**The problem**
Return every line of the records that contains the string "TradingView".

:: Given records

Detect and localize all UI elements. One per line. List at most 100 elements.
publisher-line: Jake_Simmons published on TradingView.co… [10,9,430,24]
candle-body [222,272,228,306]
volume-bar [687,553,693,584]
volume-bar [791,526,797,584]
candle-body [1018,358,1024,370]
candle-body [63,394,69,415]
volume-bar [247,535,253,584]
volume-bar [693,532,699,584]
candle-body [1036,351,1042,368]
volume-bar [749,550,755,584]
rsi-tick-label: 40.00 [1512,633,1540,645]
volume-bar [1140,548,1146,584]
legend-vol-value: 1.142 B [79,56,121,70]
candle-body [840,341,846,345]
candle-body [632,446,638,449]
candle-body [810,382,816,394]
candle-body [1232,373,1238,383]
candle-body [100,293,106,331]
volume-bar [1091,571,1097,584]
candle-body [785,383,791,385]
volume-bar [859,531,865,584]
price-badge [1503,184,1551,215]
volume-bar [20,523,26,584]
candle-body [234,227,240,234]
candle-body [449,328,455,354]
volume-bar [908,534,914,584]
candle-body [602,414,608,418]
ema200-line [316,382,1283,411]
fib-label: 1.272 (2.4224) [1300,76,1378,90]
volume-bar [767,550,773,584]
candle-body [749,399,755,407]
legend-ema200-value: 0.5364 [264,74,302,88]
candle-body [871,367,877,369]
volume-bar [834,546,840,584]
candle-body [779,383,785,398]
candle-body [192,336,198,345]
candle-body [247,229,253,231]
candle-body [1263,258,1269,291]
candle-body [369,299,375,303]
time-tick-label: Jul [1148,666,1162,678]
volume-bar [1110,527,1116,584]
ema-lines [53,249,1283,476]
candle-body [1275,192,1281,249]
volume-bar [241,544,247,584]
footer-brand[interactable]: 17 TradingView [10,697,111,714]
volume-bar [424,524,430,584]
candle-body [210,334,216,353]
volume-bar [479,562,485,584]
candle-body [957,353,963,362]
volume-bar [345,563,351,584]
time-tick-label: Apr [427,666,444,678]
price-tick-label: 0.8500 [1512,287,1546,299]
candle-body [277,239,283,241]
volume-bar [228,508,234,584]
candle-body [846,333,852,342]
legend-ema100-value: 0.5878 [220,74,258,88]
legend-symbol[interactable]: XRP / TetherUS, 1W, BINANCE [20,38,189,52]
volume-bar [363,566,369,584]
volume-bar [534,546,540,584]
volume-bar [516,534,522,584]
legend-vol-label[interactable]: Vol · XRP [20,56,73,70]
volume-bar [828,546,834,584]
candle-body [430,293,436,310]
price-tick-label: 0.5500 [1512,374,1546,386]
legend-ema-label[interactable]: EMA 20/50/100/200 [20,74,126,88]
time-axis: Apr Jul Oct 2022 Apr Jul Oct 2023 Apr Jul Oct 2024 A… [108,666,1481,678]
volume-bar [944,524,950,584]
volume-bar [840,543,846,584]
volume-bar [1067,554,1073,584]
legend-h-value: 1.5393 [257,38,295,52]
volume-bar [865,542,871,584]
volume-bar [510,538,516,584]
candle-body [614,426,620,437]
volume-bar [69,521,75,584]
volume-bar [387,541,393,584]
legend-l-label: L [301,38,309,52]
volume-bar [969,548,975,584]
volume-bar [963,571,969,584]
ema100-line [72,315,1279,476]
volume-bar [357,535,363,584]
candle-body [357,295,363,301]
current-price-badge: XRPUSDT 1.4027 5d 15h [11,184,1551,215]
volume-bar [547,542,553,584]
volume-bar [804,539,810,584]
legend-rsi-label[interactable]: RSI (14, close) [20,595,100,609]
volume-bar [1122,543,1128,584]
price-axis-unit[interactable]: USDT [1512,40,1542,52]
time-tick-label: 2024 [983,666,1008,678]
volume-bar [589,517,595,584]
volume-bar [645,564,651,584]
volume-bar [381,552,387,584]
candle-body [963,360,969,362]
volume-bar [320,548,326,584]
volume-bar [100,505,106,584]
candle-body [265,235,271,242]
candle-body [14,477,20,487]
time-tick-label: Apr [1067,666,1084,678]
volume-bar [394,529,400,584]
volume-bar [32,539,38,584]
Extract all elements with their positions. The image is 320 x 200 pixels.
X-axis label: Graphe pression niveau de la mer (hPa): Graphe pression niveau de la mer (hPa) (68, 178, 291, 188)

::::

**Problem solution**
publisher-line: Jake_Simmons published on TradingView.co… [10,9,430,24]
footer-brand[interactable]: 17 TradingView [10,697,111,714]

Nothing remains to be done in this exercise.